*EXERCISE REQUIREMENTS*.
Carry on the write-up about the JBoss run.sh wait loop, picking up right after its final sentence.

*TEXT PASSAGE*.
A coworker and I discovered an issue with jboss’ run.sh (which starts the app server). The problem lies in different flavours of unix (or unix-like) shells returning different values for wait.
The relevant code is:
# Wait until the background process exits
WAIT_STATUS=0
while [ "$WAIT_STATUS" -ne 127 ]; do
JBOSS_STATUS=$WAIT_STATUS
wait $JBOSS_PID 2>/dev/null
WAIT_STATUS=$?
done
This is all well and good in linux — redhat uses /bin/bash and ubuntu uses /bin/dash for /bin/sh — both of which return 127 when waiting for a process which does not exist. However, Solaris’ /bin/sh returns 0 (/bin/ksh returns 127).
So, the run.sh goes into an infinite loop, thrashing, badly. CPU gets pegged and all that fun stuff.

*STORED RECORDS*.
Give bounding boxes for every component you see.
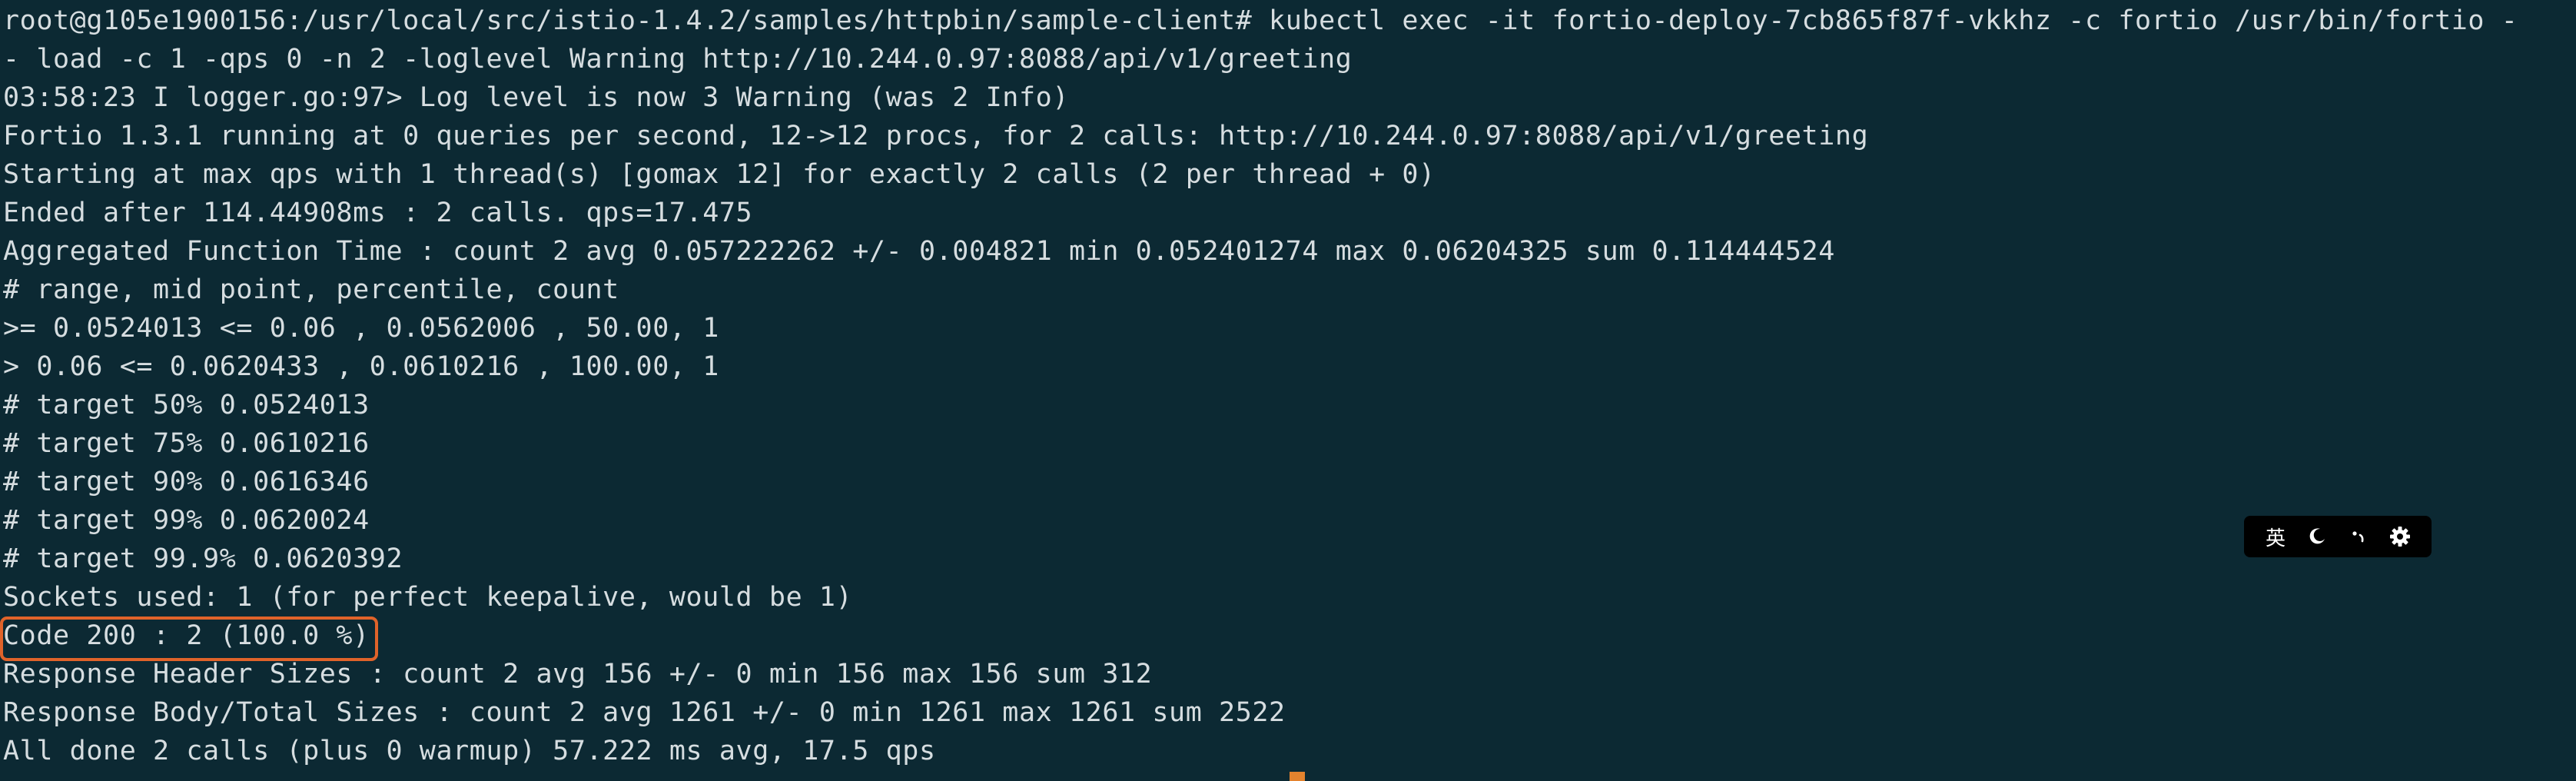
terminal-cursor xyxy=(1290,772,1305,781)
terminal-line-starting: Starting at max qps with 1 thread(s) [go… xyxy=(3,159,1436,190)
terminal-window[interactable]: root@g105e1900156:/usr/local/src/istio-1… xyxy=(0,0,2576,781)
terminal-line-command-cont: - load -c 1 -qps 0 -n 2 -loglevel Warnin… xyxy=(3,44,1353,75)
gear-icon[interactable] xyxy=(2385,521,2415,552)
code-200-highlight xyxy=(0,616,378,661)
terminal-line-target-99-9: # target 99.9% 0.0620392 xyxy=(3,543,403,574)
terminal-line-all-done: All done 2 calls (plus 0 warmup) 57.222 … xyxy=(3,736,936,766)
terminal-line-range-1: >= 0.0524013 <= 0.06 , 0.0562006 , 50.00… xyxy=(3,313,719,344)
terminal-line-log: 03:58:23 I logger.go:97> Log level is no… xyxy=(3,82,1069,113)
terminal-line-target-99: # target 99% 0.0620024 xyxy=(3,505,370,536)
terminal-line-range-2: > 0.06 <= 0.0620433 , 0.0610216 , 100.00… xyxy=(3,351,719,382)
punctuation-icon[interactable] xyxy=(2343,521,2374,552)
terminal-line-target-75: # target 75% 0.0610216 xyxy=(3,428,370,459)
ime-toolbar[interactable]: 英 xyxy=(2244,516,2432,557)
terminal-line-sockets: Sockets used: 1 (for perfect keepalive, … xyxy=(3,582,853,613)
terminal-line-ended: Ended after 114.44908ms : 2 calls. qps=1… xyxy=(3,198,753,228)
language-toggle[interactable]: 英 xyxy=(2260,521,2291,552)
moon-icon[interactable] xyxy=(2302,521,2332,552)
terminal-line-aggregated: Aggregated Function Time : count 2 avg 0… xyxy=(3,236,1835,267)
terminal-line-target-90: # target 90% 0.0616346 xyxy=(3,467,370,497)
terminal-line-body-sizes: Response Body/Total Sizes : count 2 avg … xyxy=(3,697,1286,728)
terminal-line-range-header: # range, mid point, percentile, count xyxy=(3,274,619,305)
terminal-line-command: root@g105e1900156:/usr/local/src/istio-1… xyxy=(3,5,2518,36)
terminal-line-target-50: # target 50% 0.0524013 xyxy=(3,390,370,420)
terminal-line-fortio-info: Fortio 1.3.1 running at 0 queries per se… xyxy=(3,121,1869,151)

*RESPONSE FOR THIS EXERCISE*.
How to fix? Well in order to make it OS/shell dependant, we'll determine the value which is returned by wait when a process does not exist. We're guaranteed that there is one process id which won't be used in unix -- 0. So, we wait on PID 0, and use the return value, $? to determine how the environment handles the wait. The "fixed" code looks like:
wait 0 2>/dev/null
NO_SUCH_PID=$?
# Wait until the background process exits
WAIT_STATUS=0
while [ "$WAIT_STATUS" -ne $NO_SUCH_PID ]; do
JBOSS_STATUS=$WAIT_STATUS
wait $JBOSS_PID 2>/dev/null
WAIT_STATUS=$?
done
EDIT:
This was fixed in 4.2.3 GA with the following code:
# Wait until the background process exits
WAIT_STATUS=128
while [ "$WAIT_STATUS" -ge 128 ]; do
wait $JBOSS_PID 2>/dev/null
WAIT_STATUS=$?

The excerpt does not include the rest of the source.